* [GIVEN REQUEST]:
Render the material from the line containing "Patent image size: (778, 775)." down through the line containing "The high voltage-side" as a Markdown table, omitting blank lines. Use the column headings "Row" for a sequential row number and "Line" for the line itself.

* [DATASET EXCERPTS]:
__________________________________________________

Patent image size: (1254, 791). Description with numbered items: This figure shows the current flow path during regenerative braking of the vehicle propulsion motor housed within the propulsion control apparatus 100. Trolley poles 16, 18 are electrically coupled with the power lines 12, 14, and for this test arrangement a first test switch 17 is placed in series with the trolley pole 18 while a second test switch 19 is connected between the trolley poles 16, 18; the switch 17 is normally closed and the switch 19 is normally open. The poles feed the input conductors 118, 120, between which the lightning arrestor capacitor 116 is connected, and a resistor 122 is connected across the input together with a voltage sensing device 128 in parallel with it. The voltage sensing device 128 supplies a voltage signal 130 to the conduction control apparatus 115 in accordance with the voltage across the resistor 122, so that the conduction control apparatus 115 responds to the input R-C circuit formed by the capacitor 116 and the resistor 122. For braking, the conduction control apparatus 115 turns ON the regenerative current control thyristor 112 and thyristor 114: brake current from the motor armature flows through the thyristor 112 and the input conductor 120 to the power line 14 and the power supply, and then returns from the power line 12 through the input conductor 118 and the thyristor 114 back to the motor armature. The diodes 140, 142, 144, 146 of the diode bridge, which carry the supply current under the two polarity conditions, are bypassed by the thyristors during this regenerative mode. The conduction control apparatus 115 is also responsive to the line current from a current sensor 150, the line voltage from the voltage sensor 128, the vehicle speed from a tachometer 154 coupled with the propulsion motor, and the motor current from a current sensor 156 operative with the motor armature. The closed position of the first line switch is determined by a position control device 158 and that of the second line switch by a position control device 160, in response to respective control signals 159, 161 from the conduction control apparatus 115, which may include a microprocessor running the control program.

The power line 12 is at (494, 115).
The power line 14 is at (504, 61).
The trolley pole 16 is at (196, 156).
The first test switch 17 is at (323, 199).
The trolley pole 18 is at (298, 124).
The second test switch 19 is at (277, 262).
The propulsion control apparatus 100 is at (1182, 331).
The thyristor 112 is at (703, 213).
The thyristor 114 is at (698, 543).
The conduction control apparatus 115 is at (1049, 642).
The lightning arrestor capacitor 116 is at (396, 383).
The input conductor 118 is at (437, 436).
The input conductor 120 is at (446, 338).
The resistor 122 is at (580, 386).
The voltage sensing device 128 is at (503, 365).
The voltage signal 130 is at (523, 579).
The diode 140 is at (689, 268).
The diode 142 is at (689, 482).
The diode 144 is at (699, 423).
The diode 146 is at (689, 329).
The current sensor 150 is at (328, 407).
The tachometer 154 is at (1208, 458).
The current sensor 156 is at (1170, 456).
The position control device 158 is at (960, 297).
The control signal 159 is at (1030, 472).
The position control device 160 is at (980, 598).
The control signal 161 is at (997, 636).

__________________________________________________

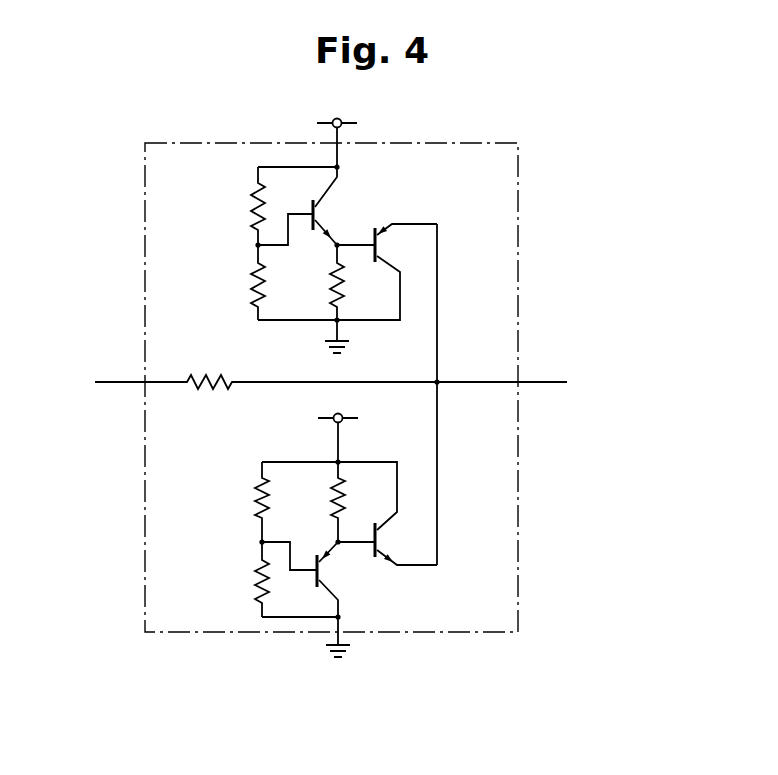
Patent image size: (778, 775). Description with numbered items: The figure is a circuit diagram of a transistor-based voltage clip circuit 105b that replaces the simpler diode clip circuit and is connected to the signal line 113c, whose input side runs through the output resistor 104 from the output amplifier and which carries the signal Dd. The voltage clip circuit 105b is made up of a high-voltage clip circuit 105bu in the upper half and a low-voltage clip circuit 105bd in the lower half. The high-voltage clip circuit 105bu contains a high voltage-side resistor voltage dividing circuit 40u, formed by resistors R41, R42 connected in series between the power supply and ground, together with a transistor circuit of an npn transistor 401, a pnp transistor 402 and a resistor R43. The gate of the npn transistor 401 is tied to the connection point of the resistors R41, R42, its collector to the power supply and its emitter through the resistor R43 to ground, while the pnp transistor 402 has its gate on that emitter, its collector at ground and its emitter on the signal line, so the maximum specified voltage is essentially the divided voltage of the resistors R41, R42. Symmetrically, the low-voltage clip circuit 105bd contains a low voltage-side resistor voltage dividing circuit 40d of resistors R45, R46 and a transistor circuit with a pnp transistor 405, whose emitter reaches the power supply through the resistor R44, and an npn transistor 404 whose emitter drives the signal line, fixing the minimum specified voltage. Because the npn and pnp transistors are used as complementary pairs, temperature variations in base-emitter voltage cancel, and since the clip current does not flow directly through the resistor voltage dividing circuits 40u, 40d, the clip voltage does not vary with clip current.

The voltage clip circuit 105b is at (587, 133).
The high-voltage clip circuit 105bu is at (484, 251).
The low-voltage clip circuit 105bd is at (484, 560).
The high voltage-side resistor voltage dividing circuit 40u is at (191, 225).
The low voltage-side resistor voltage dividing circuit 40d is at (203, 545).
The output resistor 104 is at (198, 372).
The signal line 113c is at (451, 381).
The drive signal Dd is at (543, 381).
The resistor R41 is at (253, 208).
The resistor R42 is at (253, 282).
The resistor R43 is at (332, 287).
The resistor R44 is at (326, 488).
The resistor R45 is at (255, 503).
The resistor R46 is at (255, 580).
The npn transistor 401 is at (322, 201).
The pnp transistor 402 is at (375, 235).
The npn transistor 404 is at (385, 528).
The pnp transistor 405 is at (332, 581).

__________________________________________________

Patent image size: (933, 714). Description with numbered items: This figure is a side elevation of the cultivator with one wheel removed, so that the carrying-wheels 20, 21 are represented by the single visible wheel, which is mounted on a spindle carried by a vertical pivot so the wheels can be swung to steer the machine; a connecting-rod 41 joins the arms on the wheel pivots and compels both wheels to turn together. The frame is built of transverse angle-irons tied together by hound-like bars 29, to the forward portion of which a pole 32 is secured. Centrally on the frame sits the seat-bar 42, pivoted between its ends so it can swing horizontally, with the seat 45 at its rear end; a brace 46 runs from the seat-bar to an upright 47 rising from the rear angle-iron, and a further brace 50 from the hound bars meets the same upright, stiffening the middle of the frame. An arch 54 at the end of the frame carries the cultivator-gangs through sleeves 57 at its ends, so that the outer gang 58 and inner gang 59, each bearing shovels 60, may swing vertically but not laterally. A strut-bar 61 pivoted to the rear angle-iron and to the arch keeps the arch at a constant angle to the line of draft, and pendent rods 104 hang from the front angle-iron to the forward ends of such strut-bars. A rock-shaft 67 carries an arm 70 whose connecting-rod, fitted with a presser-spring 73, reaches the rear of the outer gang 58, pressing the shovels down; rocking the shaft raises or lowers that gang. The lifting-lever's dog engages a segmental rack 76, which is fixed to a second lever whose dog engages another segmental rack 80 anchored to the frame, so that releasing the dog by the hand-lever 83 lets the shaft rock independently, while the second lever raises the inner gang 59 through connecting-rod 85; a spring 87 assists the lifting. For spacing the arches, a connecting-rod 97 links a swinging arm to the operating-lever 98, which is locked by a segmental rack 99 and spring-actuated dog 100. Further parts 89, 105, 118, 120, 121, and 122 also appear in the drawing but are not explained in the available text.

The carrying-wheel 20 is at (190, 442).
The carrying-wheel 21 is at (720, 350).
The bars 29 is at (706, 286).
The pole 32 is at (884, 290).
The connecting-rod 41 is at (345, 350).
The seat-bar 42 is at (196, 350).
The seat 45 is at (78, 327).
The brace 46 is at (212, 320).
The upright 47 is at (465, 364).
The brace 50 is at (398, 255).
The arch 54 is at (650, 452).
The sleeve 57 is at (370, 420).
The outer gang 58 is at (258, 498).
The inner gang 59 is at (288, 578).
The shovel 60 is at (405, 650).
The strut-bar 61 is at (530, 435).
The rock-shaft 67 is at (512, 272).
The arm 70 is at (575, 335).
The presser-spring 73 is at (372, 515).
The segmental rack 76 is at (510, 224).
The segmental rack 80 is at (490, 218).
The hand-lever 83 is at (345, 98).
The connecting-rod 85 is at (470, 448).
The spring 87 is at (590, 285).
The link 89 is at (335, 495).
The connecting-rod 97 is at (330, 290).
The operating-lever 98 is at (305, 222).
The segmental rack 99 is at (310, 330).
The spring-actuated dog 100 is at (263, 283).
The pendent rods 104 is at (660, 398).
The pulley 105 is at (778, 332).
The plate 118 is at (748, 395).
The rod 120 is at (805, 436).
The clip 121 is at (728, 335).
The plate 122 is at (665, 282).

__________________________________________________

* [THE OUTPUT]:
| Row | Line |
|---|---|
| 1 | Patent image size: (778, 775). Description with numbered items: The figure is a circuit diagram of a transistor-based voltage clip circuit 105b that replaces the simpler diode clip circuit and is connected to the signal line 113c, whose input side runs through the output resistor 104 from the output amplifier and which carries the signal Dd. The voltage clip circuit 105b is made up of a high-voltage clip circuit 105bu in the upper half and a low-voltage clip circuit 105bd in the lower half. The high-voltage clip circuit 105bu contains a high voltage-side resistor voltage dividing circuit 40u, formed by resistors R41, R42 connected in series between the power supply and ground, together with a transistor circuit of an npn transistor 401, a pnp transistor 402 and a resistor R43. The gate of the npn transistor 401 is tied to the connection point of the resistors R41, R42, its collector to the power supply and its emitter through the resistor R43 to ground, while the pnp transistor 402 has its gate on that emitter, its collector at ground and its emitter on the signal line, so the maximum specified voltage is essentially the divided voltage of the resistors R41, R42. Symmetrically, the low-voltage clip circuit 105bd contains a low voltage-side resistor voltage dividing circuit 40d of resistors R45, R46 and a transistor circuit with a pnp transistor 405, whose emitter reaches the power supply through the resistor R44, and an npn transistor 404 whose emitter drives the signal line, fixing the minimum specified voltage. Because the npn and pnp transistors are used as complementary pairs, temperature variations in base-emitter voltage cancel, and since the clip current does not flow directly through the resistor voltage dividing circuits 40u, 40d, the clip voltage does not vary with clip current. |
| 2 | The voltage clip circuit 105b is at (587, 133). |
| 3 | The high-voltage clip circuit 105bu is at (484, 251). |
| 4 | The low-voltage clip circuit 105bd is at (484, 560). |
| 5 | The high voltage-side resistor voltage dividing circuit 40u is at (191, 225). |